__Requirements__
For every line in the records that has the word "Europe", make a copy.

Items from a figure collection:
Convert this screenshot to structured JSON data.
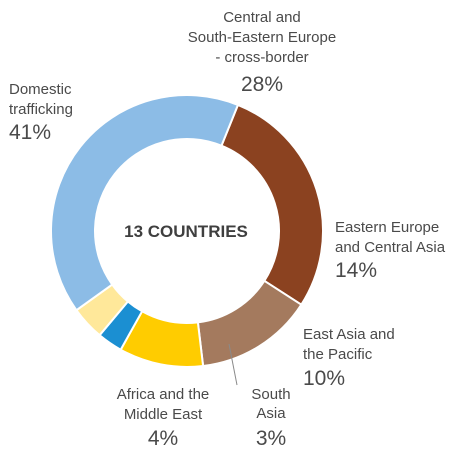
{
  "chart_data": {
    "type": "pie",
    "center_label": "13 COUNTRIES",
    "slices": [
      {
        "name_lines": [
          "Central and",
          "South-Eastern Europe",
          "- cross-border"
        ],
        "value": 28,
        "value_label": "28%",
        "color": "#8b4220"
      },
      {
        "name_lines": [
          "Eastern Europe",
          "and Central Asia"
        ],
        "value": 14,
        "value_label": "14%",
        "color": "#a47a5e"
      },
      {
        "name_lines": [
          "East Asia and",
          "the Pacific"
        ],
        "value": 10,
        "value_label": "10%",
        "color": "#ffcc00"
      },
      {
        "name_lines": [
          "South",
          "Asia"
        ],
        "value": 3,
        "value_label": "3%",
        "color": "#1b8fd2"
      },
      {
        "name_lines": [
          "Africa and the",
          "Middle East"
        ],
        "value": 4,
        "value_label": "4%",
        "color": "#ffe89a"
      },
      {
        "name_lines": [
          "Domestic",
          "trafficking"
        ],
        "value": 41,
        "value_label": "41%",
        "color": "#8cbce6"
      }
    ]
  }
}
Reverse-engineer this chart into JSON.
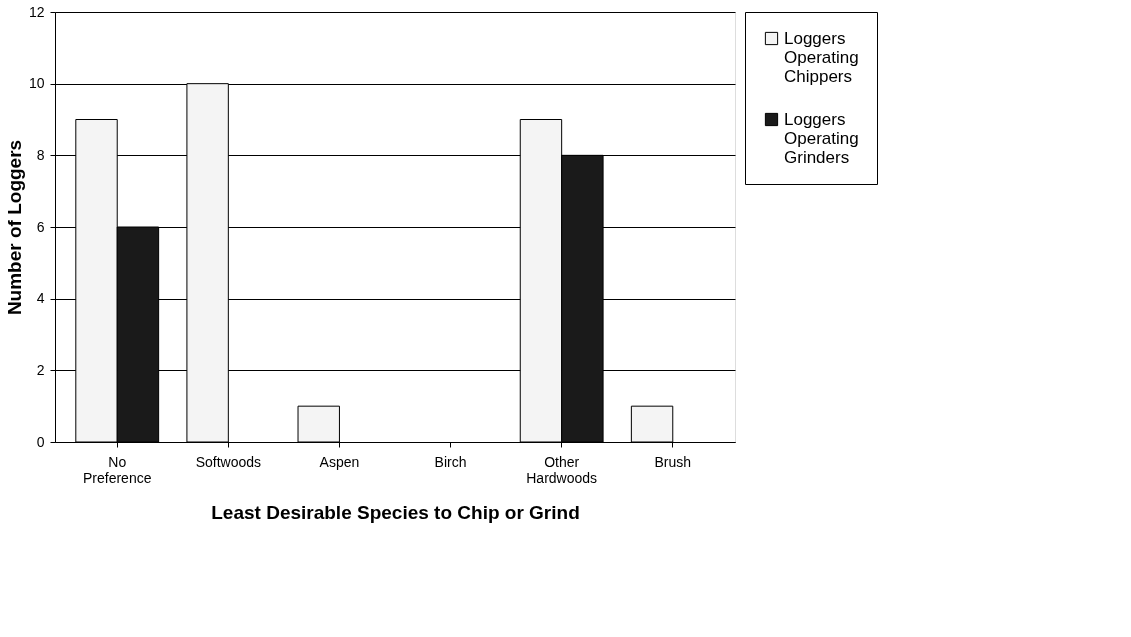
{
  "chart_data": {
    "type": "bar",
    "xlabel": "Least Desirable Species to Chip or Grind",
    "ylabel": "Number of Loggers",
    "categories": [
      "No Preference",
      "Softwoods",
      "Aspen",
      "Birch",
      "Other Hardwoods",
      "Brush"
    ],
    "series": [
      {
        "name": "Loggers Operating Chippers",
        "color": "#f4f4f4",
        "values": [
          9,
          10,
          1,
          0,
          9,
          1
        ]
      },
      {
        "name": "Loggers Operating Grinders",
        "color": "#1a1a1a",
        "values": [
          6,
          0,
          0,
          0,
          8,
          0
        ]
      }
    ],
    "ylim": [
      0,
      12
    ],
    "yticks": [
      0,
      2,
      4,
      6,
      8,
      10,
      12
    ],
    "grid": "y",
    "legend": "right"
  }
}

__Answer to the task__
          "South-Eastern Europe",
          "Eastern Europe",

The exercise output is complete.